* TASK OBJECTIVE *
Locate and copy each line in the data that contains the word "Светоотражающие".
⁂
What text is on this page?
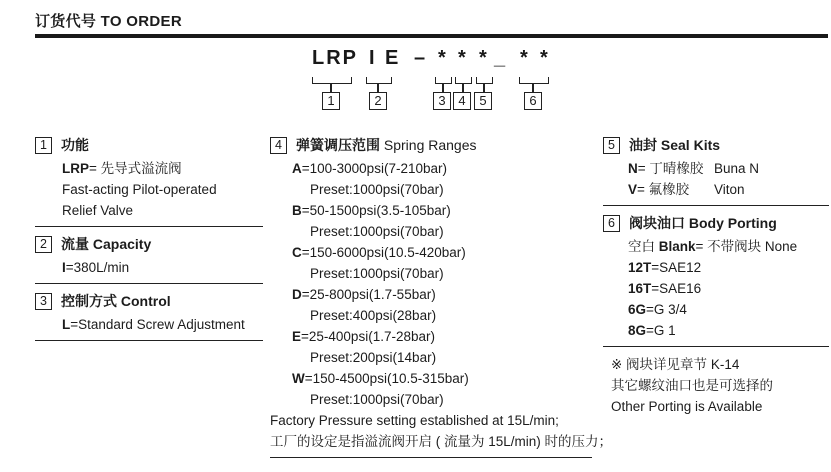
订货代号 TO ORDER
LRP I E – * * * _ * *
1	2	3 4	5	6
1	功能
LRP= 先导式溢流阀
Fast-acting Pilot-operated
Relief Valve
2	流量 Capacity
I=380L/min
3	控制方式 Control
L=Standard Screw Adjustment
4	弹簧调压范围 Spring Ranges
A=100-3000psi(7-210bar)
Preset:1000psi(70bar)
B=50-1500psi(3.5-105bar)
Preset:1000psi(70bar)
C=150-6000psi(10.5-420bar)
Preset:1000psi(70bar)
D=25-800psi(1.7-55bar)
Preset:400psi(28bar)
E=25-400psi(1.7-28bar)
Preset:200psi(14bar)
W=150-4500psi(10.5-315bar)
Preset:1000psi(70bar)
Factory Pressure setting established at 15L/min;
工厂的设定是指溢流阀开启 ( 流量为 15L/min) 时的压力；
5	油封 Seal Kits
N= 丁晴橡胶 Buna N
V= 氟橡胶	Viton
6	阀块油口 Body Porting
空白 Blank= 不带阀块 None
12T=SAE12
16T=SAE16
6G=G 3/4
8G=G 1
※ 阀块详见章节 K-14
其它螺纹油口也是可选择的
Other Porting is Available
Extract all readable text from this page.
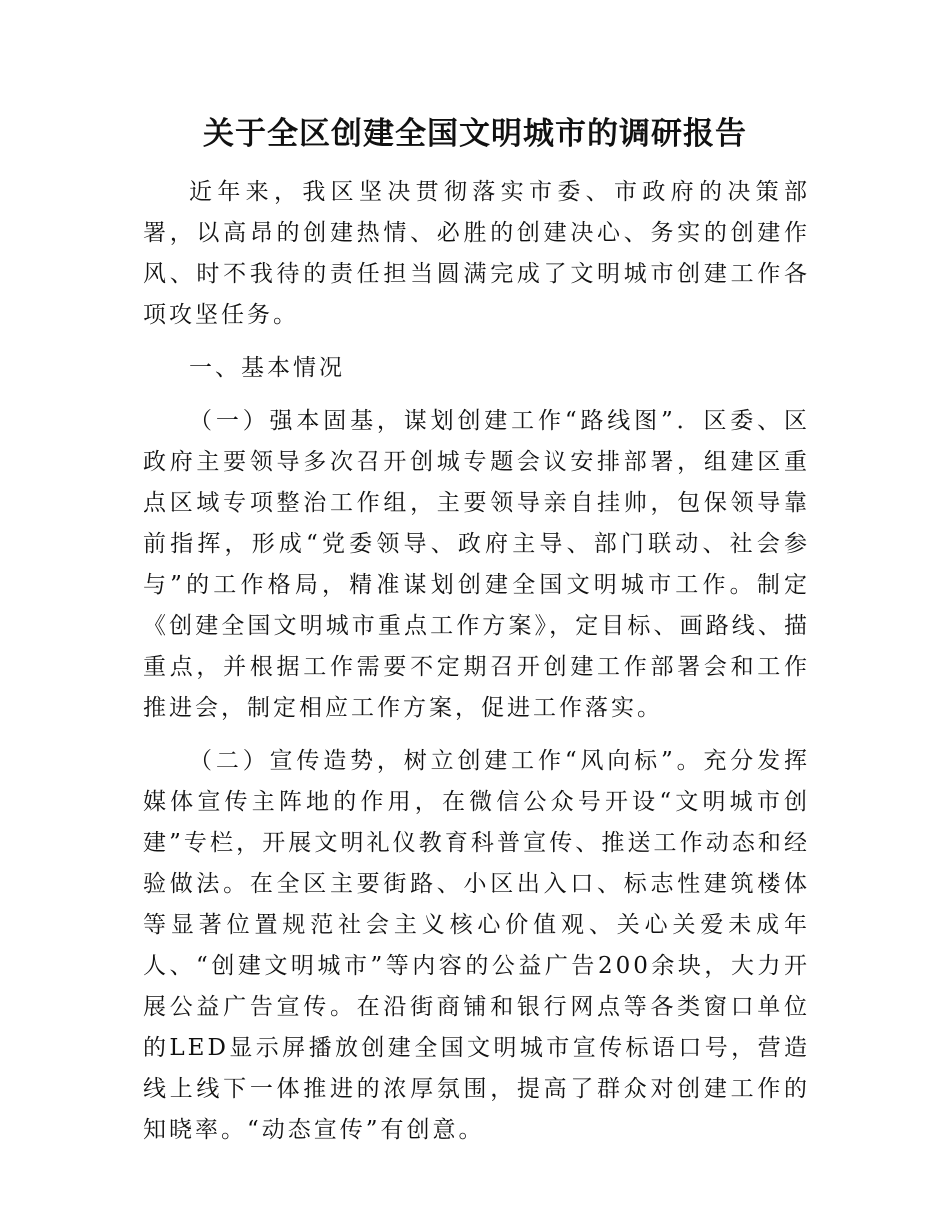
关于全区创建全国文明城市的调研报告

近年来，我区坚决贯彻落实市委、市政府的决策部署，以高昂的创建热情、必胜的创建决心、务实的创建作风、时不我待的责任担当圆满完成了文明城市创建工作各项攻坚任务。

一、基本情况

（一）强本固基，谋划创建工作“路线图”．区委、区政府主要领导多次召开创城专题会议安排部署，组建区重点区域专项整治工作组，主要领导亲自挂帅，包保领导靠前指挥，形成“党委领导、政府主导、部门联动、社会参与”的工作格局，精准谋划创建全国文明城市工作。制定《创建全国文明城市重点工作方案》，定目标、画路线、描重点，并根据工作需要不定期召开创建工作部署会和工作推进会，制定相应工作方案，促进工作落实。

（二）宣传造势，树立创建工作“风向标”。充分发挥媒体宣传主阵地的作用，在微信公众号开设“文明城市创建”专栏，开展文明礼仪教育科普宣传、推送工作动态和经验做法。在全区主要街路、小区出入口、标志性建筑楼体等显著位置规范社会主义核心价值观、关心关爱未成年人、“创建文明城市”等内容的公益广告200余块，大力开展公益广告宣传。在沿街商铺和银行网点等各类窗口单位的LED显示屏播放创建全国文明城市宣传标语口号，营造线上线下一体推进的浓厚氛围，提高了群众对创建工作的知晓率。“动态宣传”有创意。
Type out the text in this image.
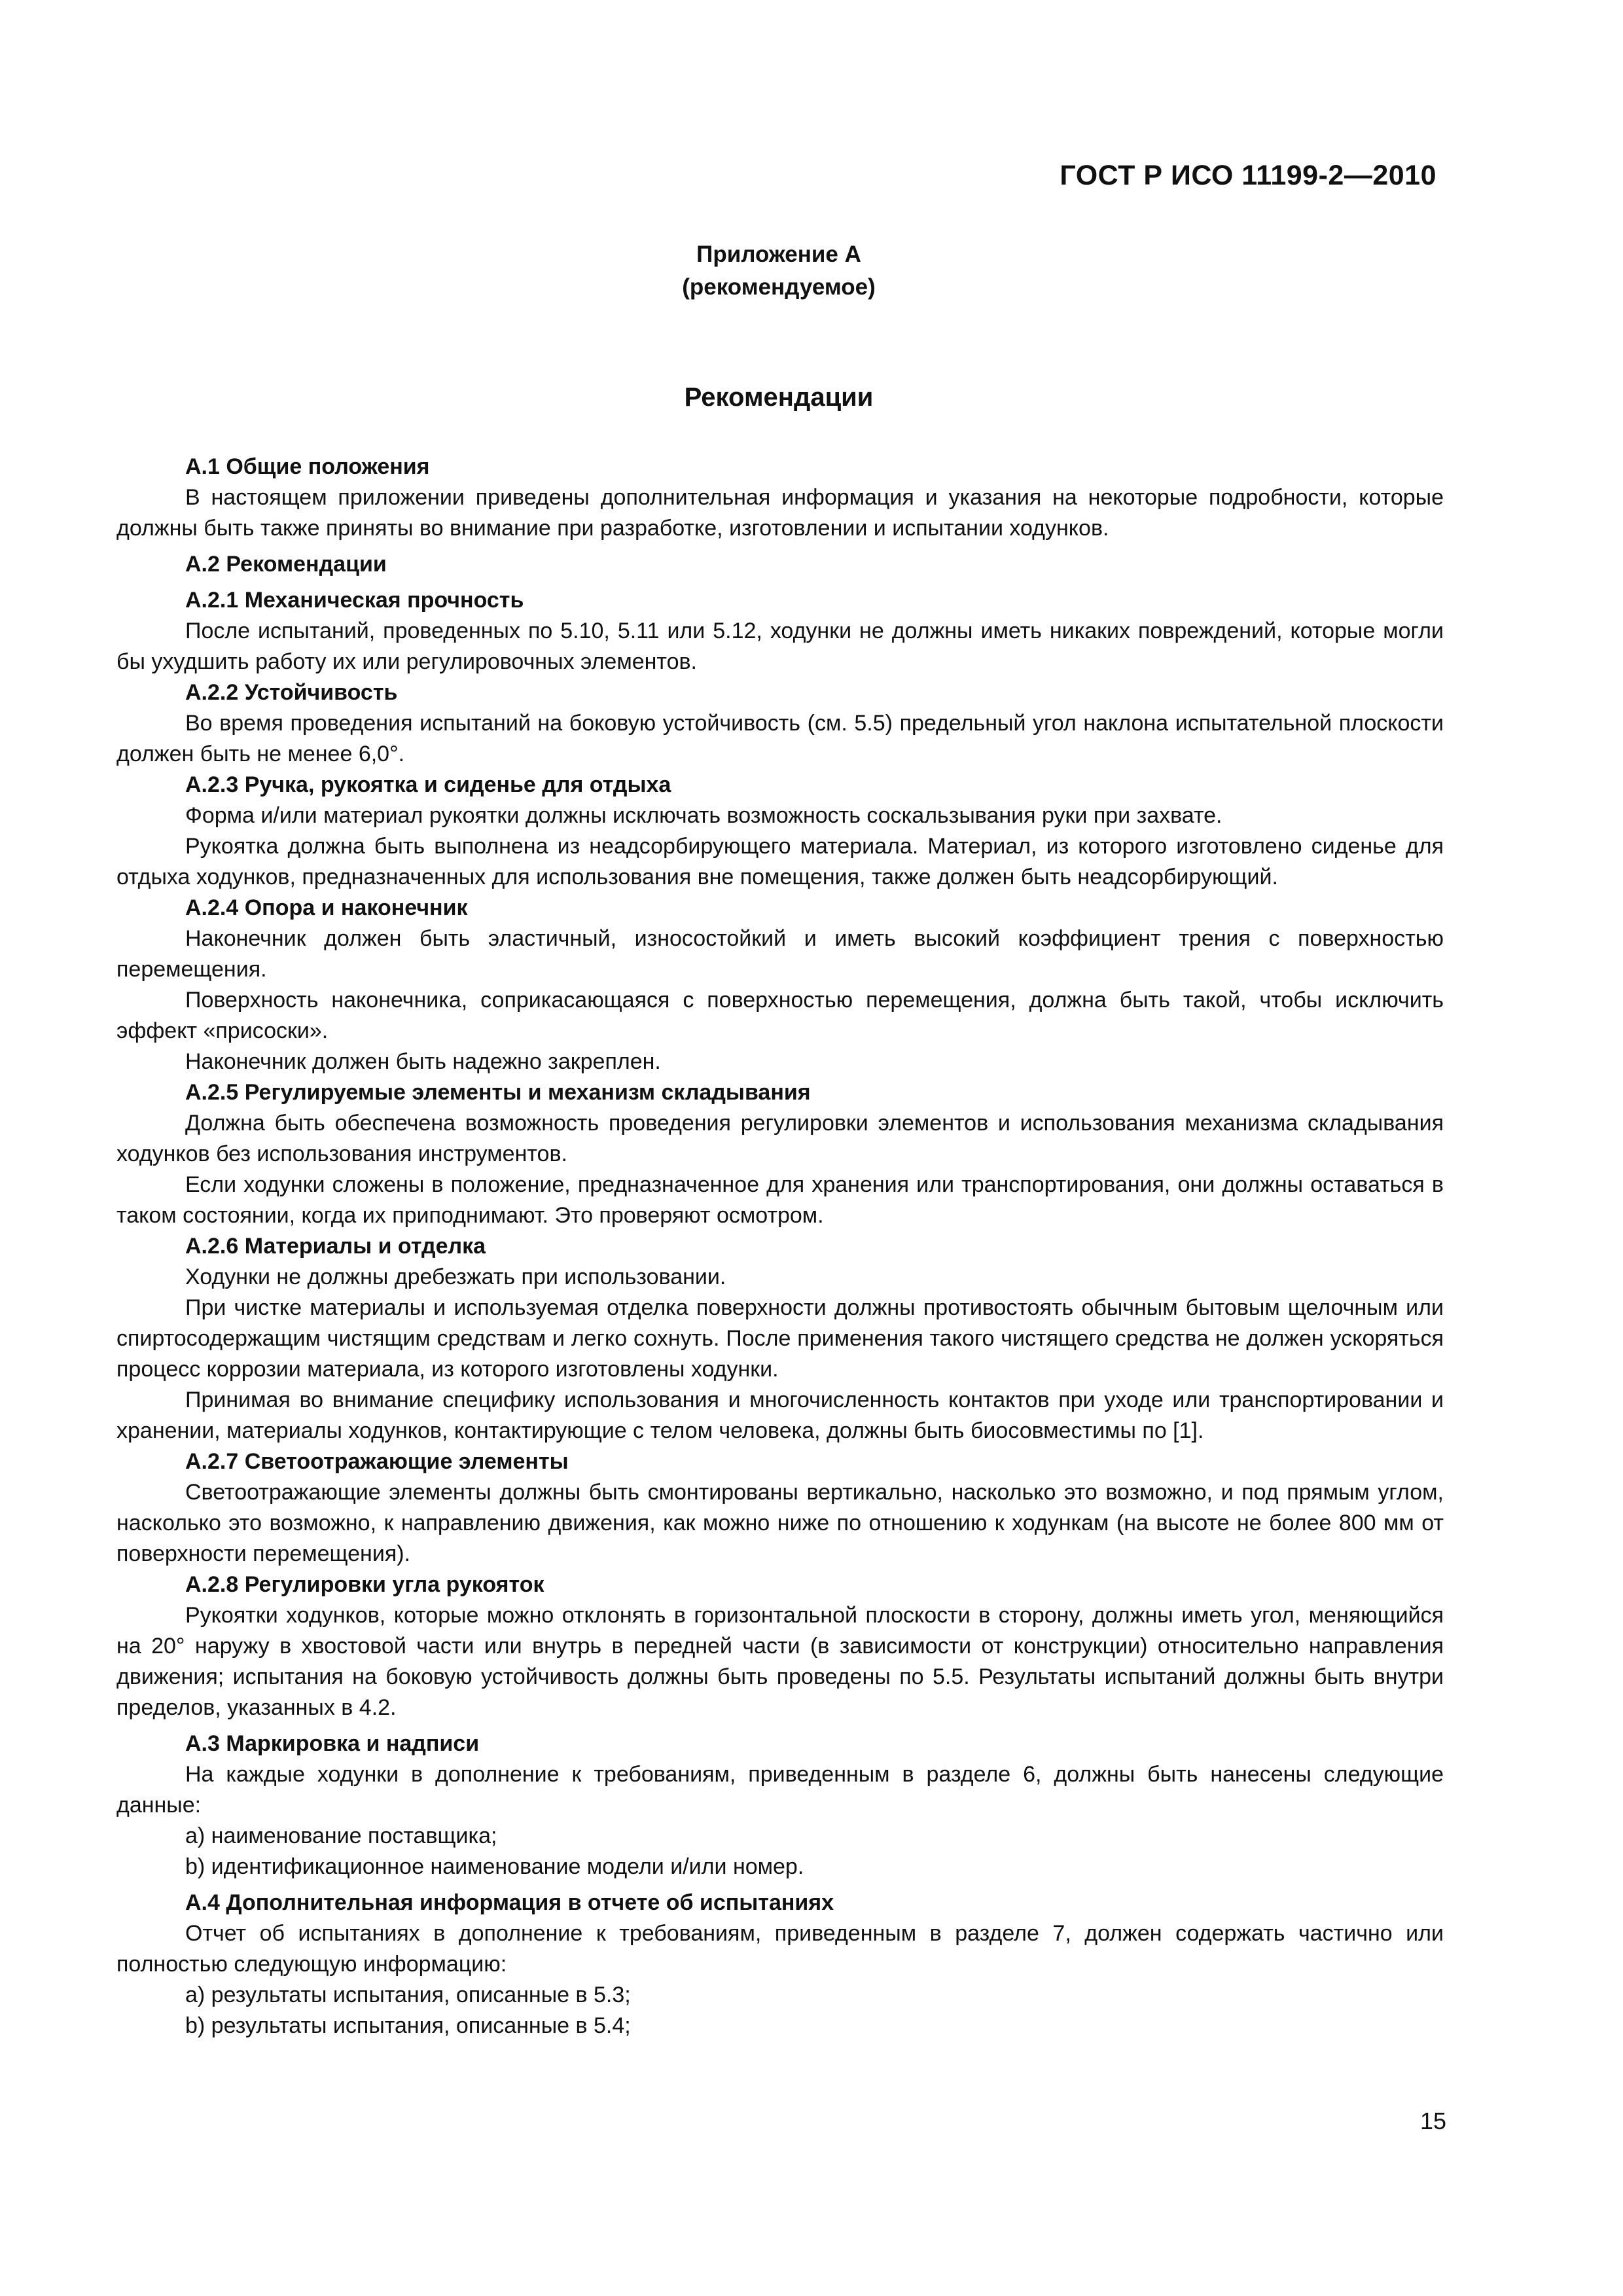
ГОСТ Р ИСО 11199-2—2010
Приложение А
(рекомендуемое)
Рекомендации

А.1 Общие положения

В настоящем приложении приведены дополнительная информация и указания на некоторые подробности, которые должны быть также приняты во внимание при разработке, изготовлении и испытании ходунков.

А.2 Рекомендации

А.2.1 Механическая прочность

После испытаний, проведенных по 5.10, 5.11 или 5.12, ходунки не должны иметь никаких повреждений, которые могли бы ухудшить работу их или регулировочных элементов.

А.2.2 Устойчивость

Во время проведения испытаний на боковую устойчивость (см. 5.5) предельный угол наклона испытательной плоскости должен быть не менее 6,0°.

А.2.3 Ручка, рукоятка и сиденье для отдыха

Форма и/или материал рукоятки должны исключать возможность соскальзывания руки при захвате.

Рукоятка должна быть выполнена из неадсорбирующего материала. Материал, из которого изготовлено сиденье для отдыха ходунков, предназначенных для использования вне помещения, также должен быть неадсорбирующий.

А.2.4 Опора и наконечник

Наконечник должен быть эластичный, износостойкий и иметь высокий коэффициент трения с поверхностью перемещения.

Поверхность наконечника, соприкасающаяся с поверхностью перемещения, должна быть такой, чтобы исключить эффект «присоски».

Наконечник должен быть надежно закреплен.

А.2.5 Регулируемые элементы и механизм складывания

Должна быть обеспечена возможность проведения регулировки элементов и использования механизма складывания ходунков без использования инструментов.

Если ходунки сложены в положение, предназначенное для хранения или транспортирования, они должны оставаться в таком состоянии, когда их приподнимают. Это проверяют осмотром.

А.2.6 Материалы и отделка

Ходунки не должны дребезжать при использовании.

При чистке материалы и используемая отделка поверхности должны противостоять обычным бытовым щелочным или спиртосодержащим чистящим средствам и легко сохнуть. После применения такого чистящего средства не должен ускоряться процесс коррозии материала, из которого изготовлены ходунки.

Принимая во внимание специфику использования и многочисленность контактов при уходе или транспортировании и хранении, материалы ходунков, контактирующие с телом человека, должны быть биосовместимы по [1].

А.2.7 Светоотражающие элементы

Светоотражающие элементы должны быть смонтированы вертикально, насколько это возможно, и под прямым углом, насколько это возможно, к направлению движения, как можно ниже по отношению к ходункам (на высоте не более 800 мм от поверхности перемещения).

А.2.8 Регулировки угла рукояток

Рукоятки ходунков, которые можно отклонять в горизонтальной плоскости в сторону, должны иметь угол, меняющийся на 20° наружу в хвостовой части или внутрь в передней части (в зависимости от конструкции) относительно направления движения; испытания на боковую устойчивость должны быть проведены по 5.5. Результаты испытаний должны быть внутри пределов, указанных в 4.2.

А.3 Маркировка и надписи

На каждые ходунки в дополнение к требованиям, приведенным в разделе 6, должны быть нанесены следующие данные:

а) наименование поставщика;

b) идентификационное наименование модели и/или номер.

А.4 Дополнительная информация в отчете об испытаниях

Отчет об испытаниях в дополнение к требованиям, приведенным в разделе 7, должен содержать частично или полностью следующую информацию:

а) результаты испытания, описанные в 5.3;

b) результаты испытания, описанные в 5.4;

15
⁂
* FULL RESPONSE *
А.2.7 Светоотражающие элементы
Светоотражающие элементы должны быть смонтированы вертикально, насколько это возможно, и под прямым углом, насколько это возможно, к направлению движения, как можно ниже по отношению к ходункам (на высоте не более 800 мм от поверхности перемещения).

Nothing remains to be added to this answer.